━━━ SOURCE DATA
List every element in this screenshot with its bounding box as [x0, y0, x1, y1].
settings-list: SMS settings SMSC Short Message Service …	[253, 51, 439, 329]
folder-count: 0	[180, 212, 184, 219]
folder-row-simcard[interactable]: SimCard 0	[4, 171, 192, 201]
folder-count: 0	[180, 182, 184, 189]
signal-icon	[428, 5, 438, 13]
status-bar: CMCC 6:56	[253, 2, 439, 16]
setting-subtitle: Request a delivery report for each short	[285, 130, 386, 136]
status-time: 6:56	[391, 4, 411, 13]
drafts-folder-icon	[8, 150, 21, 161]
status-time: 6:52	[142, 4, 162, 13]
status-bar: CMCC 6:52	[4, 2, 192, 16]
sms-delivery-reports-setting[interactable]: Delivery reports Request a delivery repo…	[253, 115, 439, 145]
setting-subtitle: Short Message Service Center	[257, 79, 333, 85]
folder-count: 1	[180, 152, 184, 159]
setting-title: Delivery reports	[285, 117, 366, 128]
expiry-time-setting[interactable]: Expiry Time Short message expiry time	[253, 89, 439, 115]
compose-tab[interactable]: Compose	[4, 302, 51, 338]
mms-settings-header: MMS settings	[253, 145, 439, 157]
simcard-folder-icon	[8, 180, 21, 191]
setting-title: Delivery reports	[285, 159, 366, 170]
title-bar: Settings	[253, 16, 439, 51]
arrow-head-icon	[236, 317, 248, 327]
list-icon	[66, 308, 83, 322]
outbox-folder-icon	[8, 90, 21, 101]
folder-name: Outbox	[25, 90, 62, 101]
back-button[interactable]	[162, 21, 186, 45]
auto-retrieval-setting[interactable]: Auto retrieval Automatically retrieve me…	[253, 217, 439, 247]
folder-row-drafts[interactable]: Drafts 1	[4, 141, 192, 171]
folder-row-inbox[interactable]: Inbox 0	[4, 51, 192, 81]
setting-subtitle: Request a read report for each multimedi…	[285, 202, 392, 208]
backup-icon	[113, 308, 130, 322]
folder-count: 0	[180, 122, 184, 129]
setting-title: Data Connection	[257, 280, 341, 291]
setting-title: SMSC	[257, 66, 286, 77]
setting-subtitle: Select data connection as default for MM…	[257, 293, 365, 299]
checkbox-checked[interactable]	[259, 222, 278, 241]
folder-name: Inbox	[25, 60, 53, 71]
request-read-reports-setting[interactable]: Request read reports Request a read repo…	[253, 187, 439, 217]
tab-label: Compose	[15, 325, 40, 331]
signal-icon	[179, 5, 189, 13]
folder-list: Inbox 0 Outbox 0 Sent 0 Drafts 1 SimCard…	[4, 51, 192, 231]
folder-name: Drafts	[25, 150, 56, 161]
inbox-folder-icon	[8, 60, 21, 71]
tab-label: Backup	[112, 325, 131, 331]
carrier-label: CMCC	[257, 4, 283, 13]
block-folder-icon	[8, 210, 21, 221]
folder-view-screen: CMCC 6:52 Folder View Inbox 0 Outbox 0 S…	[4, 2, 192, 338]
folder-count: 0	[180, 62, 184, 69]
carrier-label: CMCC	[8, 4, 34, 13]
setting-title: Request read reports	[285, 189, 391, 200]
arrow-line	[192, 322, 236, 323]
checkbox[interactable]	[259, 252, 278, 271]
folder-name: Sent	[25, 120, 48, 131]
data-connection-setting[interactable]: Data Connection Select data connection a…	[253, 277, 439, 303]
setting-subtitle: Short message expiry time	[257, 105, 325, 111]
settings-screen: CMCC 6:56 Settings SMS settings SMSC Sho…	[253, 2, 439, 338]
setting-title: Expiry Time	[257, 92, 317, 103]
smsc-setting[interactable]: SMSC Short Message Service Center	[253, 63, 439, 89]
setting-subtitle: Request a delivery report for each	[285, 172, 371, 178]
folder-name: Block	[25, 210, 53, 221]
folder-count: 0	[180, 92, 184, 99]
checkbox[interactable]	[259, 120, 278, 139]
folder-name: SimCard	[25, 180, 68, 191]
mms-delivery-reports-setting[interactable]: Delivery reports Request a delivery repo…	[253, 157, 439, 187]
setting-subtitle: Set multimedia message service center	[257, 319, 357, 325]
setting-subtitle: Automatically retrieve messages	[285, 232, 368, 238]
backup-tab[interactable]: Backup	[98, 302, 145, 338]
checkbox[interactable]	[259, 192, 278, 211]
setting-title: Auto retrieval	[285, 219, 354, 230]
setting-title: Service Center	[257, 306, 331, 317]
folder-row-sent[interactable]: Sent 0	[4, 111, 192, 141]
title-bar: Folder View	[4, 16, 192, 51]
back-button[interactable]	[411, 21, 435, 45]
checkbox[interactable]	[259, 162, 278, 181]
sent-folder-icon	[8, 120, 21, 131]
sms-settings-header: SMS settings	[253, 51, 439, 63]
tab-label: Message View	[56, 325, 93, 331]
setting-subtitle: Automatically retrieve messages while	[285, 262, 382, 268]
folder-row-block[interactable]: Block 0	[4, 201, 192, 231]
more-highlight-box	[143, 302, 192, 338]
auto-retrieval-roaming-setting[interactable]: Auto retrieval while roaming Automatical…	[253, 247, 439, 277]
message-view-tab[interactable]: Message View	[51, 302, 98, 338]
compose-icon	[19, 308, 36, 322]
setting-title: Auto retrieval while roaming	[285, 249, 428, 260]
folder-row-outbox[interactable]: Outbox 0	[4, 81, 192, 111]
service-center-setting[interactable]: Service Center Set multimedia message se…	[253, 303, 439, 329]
━━━━━━
WHAT IS BEING ASKED.
Reproduce every one of the entries above verbatim, with nothing changed.

FINAL RESULT.
List every element in this screenshot with its bounding box as [x0, y0, x1, y1].
settings-list: SMS settings SMSC Short Message Service …	[253, 51, 439, 329]
folder-count: 0	[180, 212, 184, 219]
folder-row-simcard[interactable]: SimCard 0	[4, 171, 192, 201]
folder-count: 0	[180, 182, 184, 189]
signal-icon	[428, 5, 438, 13]
status-bar: CMCC 6:56	[253, 2, 439, 16]
setting-subtitle: Request a delivery report for each short	[285, 130, 386, 136]
status-time: 6:56	[391, 4, 411, 13]
drafts-folder-icon	[8, 150, 21, 161]
status-time: 6:52	[142, 4, 162, 13]
status-bar: CMCC 6:52	[4, 2, 192, 16]
sms-delivery-reports-setting[interactable]: Delivery reports Request a delivery repo…	[253, 115, 439, 145]
setting-subtitle: Short Message Service Center	[257, 79, 333, 85]
folder-count: 1	[180, 152, 184, 159]
setting-title: Delivery reports	[285, 117, 366, 128]
expiry-time-setting[interactable]: Expiry Time Short message expiry time	[253, 89, 439, 115]
compose-tab[interactable]: Compose	[4, 302, 51, 338]
mms-settings-header: MMS settings	[253, 145, 439, 157]
simcard-folder-icon	[8, 180, 21, 191]
setting-title: Delivery reports	[285, 159, 366, 170]
title-bar: Settings	[253, 16, 439, 51]
arrow-head-icon	[236, 317, 248, 327]
list-icon	[66, 308, 83, 322]
outbox-folder-icon	[8, 90, 21, 101]
folder-name: Outbox	[25, 90, 62, 101]
back-button[interactable]	[162, 21, 186, 45]
auto-retrieval-setting[interactable]: Auto retrieval Automatically retrieve me…	[253, 217, 439, 247]
folder-row-drafts[interactable]: Drafts 1	[4, 141, 192, 171]
folder-row-inbox[interactable]: Inbox 0	[4, 51, 192, 81]
setting-subtitle: Request a read report for each multimedi…	[285, 202, 392, 208]
backup-icon	[113, 308, 130, 322]
folder-count: 0	[180, 122, 184, 129]
setting-title: Data Connection	[257, 280, 341, 291]
setting-title: SMSC	[257, 66, 286, 77]
setting-subtitle: Select data connection as default for MM…	[257, 293, 365, 299]
checkbox-checked[interactable]	[259, 222, 278, 241]
folder-name: Inbox	[25, 60, 53, 71]
request-read-reports-setting[interactable]: Request read reports Request a read repo…	[253, 187, 439, 217]
tab-label: Compose	[15, 325, 40, 331]
signal-icon	[179, 5, 189, 13]
folder-list: Inbox 0 Outbox 0 Sent 0 Drafts 1 SimCard…	[4, 51, 192, 231]
folder-name: Drafts	[25, 150, 56, 161]
inbox-folder-icon	[8, 60, 21, 71]
tab-label: Backup	[112, 325, 131, 331]
carrier-label: CMCC	[257, 4, 283, 13]
block-folder-icon	[8, 210, 21, 221]
folder-view-screen: CMCC 6:52 Folder View Inbox 0 Outbox 0 S…	[4, 2, 192, 338]
folder-count: 0	[180, 62, 184, 69]
carrier-label: CMCC	[8, 4, 34, 13]
setting-title: Request read reports	[285, 189, 391, 200]
arrow-line	[192, 322, 236, 323]
checkbox[interactable]	[259, 252, 278, 271]
folder-name: Sent	[25, 120, 48, 131]
data-connection-setting[interactable]: Data Connection Select data connection a…	[253, 277, 439, 303]
setting-subtitle: Short message expiry time	[257, 105, 325, 111]
settings-screen: CMCC 6:56 Settings SMS settings SMSC Sho…	[253, 2, 439, 338]
setting-title: Expiry Time	[257, 92, 317, 103]
smsc-setting[interactable]: SMSC Short Message Service Center	[253, 63, 439, 89]
setting-subtitle: Request a delivery report for each	[285, 172, 371, 178]
folder-name: Block	[25, 210, 53, 221]
folder-count: 0	[180, 92, 184, 99]
checkbox[interactable]	[259, 120, 278, 139]
folder-name: SimCard	[25, 180, 68, 191]
mms-delivery-reports-setting[interactable]: Delivery reports Request a delivery repo…	[253, 157, 439, 187]
setting-subtitle: Set multimedia message service center	[257, 319, 357, 325]
setting-subtitle: Automatically retrieve messages	[285, 232, 368, 238]
backup-tab[interactable]: Backup	[98, 302, 145, 338]
checkbox[interactable]	[259, 192, 278, 211]
setting-title: Auto retrieval	[285, 219, 354, 230]
setting-title: Service Center	[257, 306, 331, 317]
folder-row-sent[interactable]: Sent 0	[4, 111, 192, 141]
title-bar: Folder View	[4, 16, 192, 51]
back-button[interactable]	[411, 21, 435, 45]
checkbox[interactable]	[259, 162, 278, 181]
sent-folder-icon	[8, 120, 21, 131]
sms-settings-header: SMS settings	[253, 51, 439, 63]
tab-label: Message View	[56, 325, 93, 331]
setting-subtitle: Automatically retrieve messages while	[285, 262, 382, 268]
folder-row-block[interactable]: Block 0	[4, 201, 192, 231]
more-highlight-box	[143, 302, 192, 338]
auto-retrieval-roaming-setting[interactable]: Auto retrieval while roaming Automatical…	[253, 247, 439, 277]
message-view-tab[interactable]: Message View	[51, 302, 98, 338]
compose-icon	[19, 308, 36, 322]
setting-title: Auto retrieval while roaming	[285, 249, 428, 260]
folder-row-outbox[interactable]: Outbox 0	[4, 81, 192, 111]
service-center-setting[interactable]: Service Center Set multimedia message se…	[253, 303, 439, 329]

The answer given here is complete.